:: Task details ::
In the lines below, rename every "category-label" to "country-label" and reproduce everything else unchanged.

:: Data section ::
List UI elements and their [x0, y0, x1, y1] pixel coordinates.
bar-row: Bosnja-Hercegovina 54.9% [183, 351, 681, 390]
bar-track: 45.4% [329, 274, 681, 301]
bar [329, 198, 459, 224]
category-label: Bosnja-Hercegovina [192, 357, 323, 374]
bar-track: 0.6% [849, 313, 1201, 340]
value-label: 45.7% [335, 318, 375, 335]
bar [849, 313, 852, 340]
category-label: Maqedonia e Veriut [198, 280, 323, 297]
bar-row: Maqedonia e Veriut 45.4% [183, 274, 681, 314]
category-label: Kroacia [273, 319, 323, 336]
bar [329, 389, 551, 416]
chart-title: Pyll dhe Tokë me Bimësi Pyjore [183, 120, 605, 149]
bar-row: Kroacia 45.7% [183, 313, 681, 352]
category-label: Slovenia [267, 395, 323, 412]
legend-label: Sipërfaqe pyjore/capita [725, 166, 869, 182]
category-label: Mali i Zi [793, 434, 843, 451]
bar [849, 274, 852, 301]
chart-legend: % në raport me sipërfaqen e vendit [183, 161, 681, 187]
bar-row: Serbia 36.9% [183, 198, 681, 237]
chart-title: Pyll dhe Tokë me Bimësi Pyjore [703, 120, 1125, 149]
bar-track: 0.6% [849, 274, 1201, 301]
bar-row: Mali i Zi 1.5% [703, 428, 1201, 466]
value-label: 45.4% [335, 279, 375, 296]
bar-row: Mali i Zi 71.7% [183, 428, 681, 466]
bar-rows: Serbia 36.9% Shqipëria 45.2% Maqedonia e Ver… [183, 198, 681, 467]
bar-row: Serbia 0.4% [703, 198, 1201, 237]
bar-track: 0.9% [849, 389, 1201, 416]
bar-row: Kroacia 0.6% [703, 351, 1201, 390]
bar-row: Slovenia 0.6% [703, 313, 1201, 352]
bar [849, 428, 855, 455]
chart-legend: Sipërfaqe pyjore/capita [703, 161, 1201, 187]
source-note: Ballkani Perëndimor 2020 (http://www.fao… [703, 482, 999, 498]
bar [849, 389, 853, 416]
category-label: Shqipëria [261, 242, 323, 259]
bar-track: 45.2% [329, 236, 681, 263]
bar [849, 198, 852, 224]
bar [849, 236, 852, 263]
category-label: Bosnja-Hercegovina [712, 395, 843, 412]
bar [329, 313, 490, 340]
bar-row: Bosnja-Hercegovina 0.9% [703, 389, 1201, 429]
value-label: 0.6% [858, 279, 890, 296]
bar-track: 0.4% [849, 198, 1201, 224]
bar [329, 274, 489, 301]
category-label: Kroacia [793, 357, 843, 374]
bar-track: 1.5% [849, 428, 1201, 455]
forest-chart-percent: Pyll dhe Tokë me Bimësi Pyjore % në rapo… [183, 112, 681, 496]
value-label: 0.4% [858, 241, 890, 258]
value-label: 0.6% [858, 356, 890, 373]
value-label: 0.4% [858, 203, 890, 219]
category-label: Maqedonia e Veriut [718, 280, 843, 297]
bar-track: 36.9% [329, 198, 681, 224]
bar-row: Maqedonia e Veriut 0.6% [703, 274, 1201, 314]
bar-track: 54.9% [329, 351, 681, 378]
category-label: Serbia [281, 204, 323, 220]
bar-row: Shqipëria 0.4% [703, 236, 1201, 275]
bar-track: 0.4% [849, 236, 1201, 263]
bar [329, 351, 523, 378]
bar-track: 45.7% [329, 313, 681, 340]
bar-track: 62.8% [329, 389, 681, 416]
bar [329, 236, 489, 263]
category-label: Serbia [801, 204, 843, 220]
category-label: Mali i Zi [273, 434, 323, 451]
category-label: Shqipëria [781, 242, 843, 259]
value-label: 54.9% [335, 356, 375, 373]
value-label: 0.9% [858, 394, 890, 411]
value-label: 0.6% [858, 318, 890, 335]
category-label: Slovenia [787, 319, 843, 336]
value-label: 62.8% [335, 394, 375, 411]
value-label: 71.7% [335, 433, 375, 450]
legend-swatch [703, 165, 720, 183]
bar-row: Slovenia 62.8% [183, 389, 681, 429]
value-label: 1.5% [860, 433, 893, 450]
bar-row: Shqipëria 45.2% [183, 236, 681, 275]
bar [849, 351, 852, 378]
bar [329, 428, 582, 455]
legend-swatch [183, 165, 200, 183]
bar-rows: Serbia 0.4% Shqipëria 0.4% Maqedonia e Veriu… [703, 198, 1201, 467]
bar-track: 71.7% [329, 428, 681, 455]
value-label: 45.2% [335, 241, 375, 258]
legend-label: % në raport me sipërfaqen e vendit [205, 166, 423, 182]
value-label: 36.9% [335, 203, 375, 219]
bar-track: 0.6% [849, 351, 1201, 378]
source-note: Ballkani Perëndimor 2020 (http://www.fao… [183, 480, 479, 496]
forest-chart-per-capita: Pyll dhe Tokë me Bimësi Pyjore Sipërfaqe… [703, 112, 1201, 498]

:: Result of this exercise ::
List UI elements and their [x0, y0, x1, y1] pixel coordinates.
bar-row: Bosnja-Hercegovina 54.9% [183, 351, 681, 390]
bar-track: 45.4% [329, 274, 681, 301]
bar [329, 198, 459, 224]
country-label: Bosnja-Hercegovina [192, 357, 323, 374]
bar-track: 0.6% [849, 313, 1201, 340]
value-label: 45.7% [335, 318, 375, 335]
bar [849, 313, 852, 340]
country-label: Maqedonia e Veriut [198, 280, 323, 297]
bar-row: Maqedonia e Veriut 45.4% [183, 274, 681, 314]
country-label: Kroacia [273, 319, 323, 336]
bar [329, 389, 551, 416]
chart-title: Pyll dhe Tokë me Bimësi Pyjore [183, 120, 605, 149]
bar-row: Kroacia 45.7% [183, 313, 681, 352]
country-label: Slovenia [267, 395, 323, 412]
legend-label: Sipërfaqe pyjore/capita [725, 166, 869, 182]
country-label: Mali i Zi [793, 434, 843, 451]
bar [849, 274, 852, 301]
chart-legend: % në raport me sipërfaqen e vendit [183, 161, 681, 187]
bar-row: Serbia 36.9% [183, 198, 681, 237]
chart-title: Pyll dhe Tokë me Bimësi Pyjore [703, 120, 1125, 149]
bar-track: 0.6% [849, 274, 1201, 301]
bar-row: Mali i Zi 1.5% [703, 428, 1201, 466]
value-label: 45.4% [335, 279, 375, 296]
bar-row: Mali i Zi 71.7% [183, 428, 681, 466]
bar-rows: Serbia 36.9% Shqipëria 45.2% Maqedonia e Ver… [183, 198, 681, 467]
bar-row: Serbia 0.4% [703, 198, 1201, 237]
bar-track: 0.9% [849, 389, 1201, 416]
bar-row: Kroacia 0.6% [703, 351, 1201, 390]
bar-row: Slovenia 0.6% [703, 313, 1201, 352]
bar [849, 428, 855, 455]
chart-legend: Sipërfaqe pyjore/capita [703, 161, 1201, 187]
source-note: Ballkani Perëndimor 2020 (http://www.fao… [703, 482, 999, 498]
bar [849, 389, 853, 416]
country-label: Shqipëria [261, 242, 323, 259]
bar-track: 45.2% [329, 236, 681, 263]
bar [849, 198, 852, 224]
bar [849, 236, 852, 263]
country-label: Bosnja-Hercegovina [712, 395, 843, 412]
bar [329, 313, 490, 340]
bar-row: Bosnja-Hercegovina 0.9% [703, 389, 1201, 429]
value-label: 0.6% [858, 279, 890, 296]
bar-track: 0.4% [849, 198, 1201, 224]
bar [329, 274, 489, 301]
country-label: Kroacia [793, 357, 843, 374]
bar-track: 1.5% [849, 428, 1201, 455]
forest-chart-percent: Pyll dhe Tokë me Bimësi Pyjore % në rapo… [183, 112, 681, 496]
value-label: 0.4% [858, 241, 890, 258]
value-label: 0.6% [858, 356, 890, 373]
value-label: 0.4% [858, 203, 890, 219]
country-label: Maqedonia e Veriut [718, 280, 843, 297]
bar-track: 36.9% [329, 198, 681, 224]
bar-row: Maqedonia e Veriut 0.6% [703, 274, 1201, 314]
bar-track: 54.9% [329, 351, 681, 378]
country-label: Serbia [281, 204, 323, 220]
bar-row: Shqipëria 0.4% [703, 236, 1201, 275]
bar-track: 0.4% [849, 236, 1201, 263]
bar [329, 351, 523, 378]
bar-track: 45.7% [329, 313, 681, 340]
bar-track: 62.8% [329, 389, 681, 416]
bar [329, 236, 489, 263]
country-label: Serbia [801, 204, 843, 220]
country-label: Mali i Zi [273, 434, 323, 451]
country-label: Shqipëria [781, 242, 843, 259]
value-label: 54.9% [335, 356, 375, 373]
value-label: 0.9% [858, 394, 890, 411]
value-label: 0.6% [858, 318, 890, 335]
country-label: Slovenia [787, 319, 843, 336]
value-label: 62.8% [335, 394, 375, 411]
value-label: 71.7% [335, 433, 375, 450]
legend-swatch [703, 165, 720, 183]
bar-row: Slovenia 62.8% [183, 389, 681, 429]
value-label: 1.5% [860, 433, 893, 450]
bar-row: Shqipëria 45.2% [183, 236, 681, 275]
bar [849, 351, 852, 378]
bar [329, 428, 582, 455]
legend-swatch [183, 165, 200, 183]
bar-rows: Serbia 0.4% Shqipëria 0.4% Maqedonia e Veriu… [703, 198, 1201, 467]
bar-track: 71.7% [329, 428, 681, 455]
value-label: 45.2% [335, 241, 375, 258]
legend-label: % në raport me sipërfaqen e vendit [205, 166, 423, 182]
value-label: 36.9% [335, 203, 375, 219]
bar-track: 0.6% [849, 351, 1201, 378]
source-note: Ballkani Perëndimor 2020 (http://www.fao… [183, 480, 479, 496]
forest-chart-per-capita: Pyll dhe Tokë me Bimësi Pyjore Sipërfaqe… [703, 112, 1201, 498]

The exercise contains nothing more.